_GOAL OF THE EXERCISE_. Repeat the full listing below verbatim and keep the images out.

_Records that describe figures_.
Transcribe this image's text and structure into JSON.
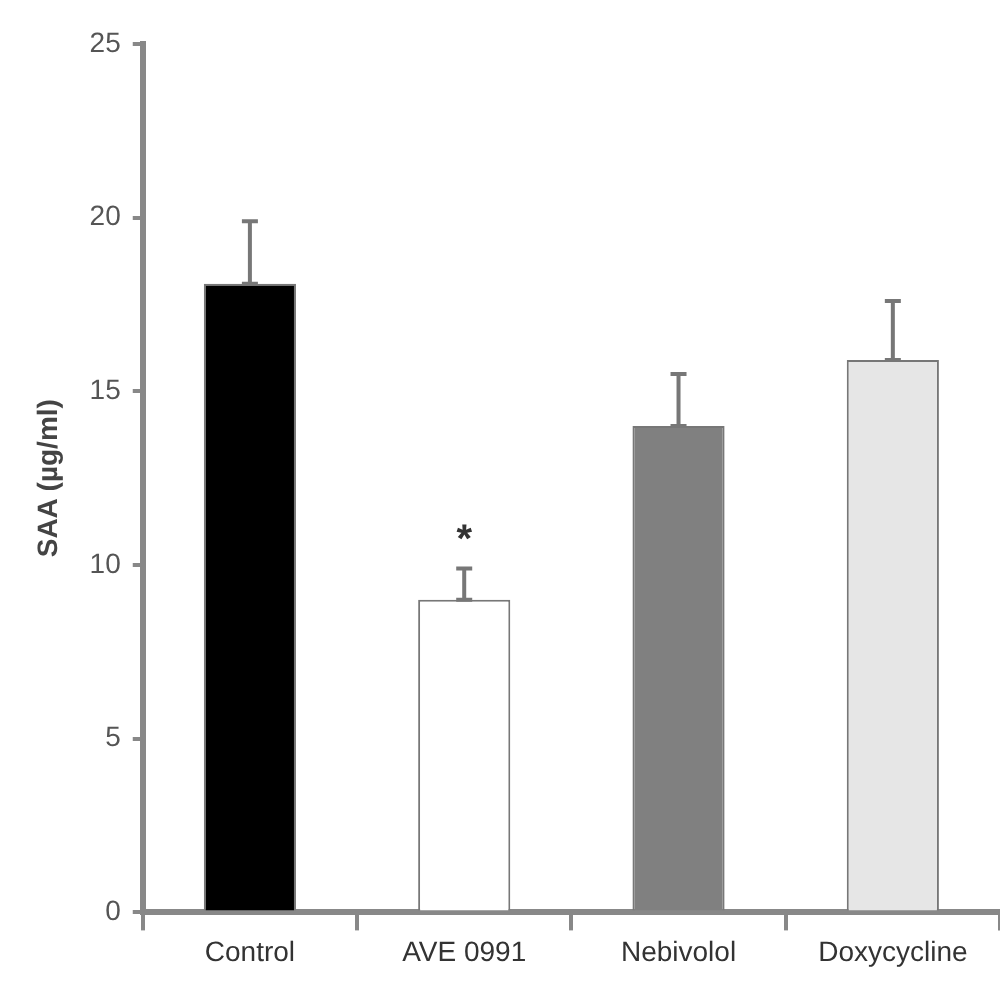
{
  "chart_data": {
    "type": "bar",
    "ylabel": "SAA (µg/ml)",
    "categories": [
      "Control",
      "AVE 0991",
      "Nebivolol",
      "Doxycycline"
    ],
    "values": [
      18.1,
      9.0,
      14.0,
      15.9
    ],
    "colors": [
      "#000000",
      "#ffffff",
      "#808080",
      "#e6e6e6"
    ],
    "errors": [
      [
        18.1,
        19.9
      ],
      [
        9.0,
        9.9
      ],
      [
        14.0,
        15.5
      ],
      [
        15.9,
        17.6
      ]
    ],
    "ylim": [
      0,
      25
    ],
    "yticks": [
      0,
      5,
      10,
      15,
      20,
      25
    ],
    "annotations": [
      {
        "text": "*",
        "x": "AVE 0991",
        "y": 9.0
      }
    ],
    "grid": false,
    "legend": false
  }
}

_RIGHT ANSWER_.
Transcribe this image's text and structure into JSON.
{
  "chart_data": {
    "type": "bar",
    "ylabel": "SAA (µg/ml)",
    "categories": [
      "Control",
      "AVE 0991",
      "Nebivolol",
      "Doxycycline"
    ],
    "values": [
      18.1,
      9.0,
      14.0,
      15.9
    ],
    "colors": [
      "#000000",
      "#ffffff",
      "#808080",
      "#e6e6e6"
    ],
    "errors": [
      [
        18.1,
        19.9
      ],
      [
        9.0,
        9.9
      ],
      [
        14.0,
        15.5
      ],
      [
        15.9,
        17.6
      ]
    ],
    "ylim": [
      0,
      25
    ],
    "yticks": [
      0,
      5,
      10,
      15,
      20,
      25
    ],
    "annotations": [
      {
        "text": "*",
        "x": "AVE 0991",
        "y": 9.0
      }
    ],
    "grid": false,
    "legend": false
  }
}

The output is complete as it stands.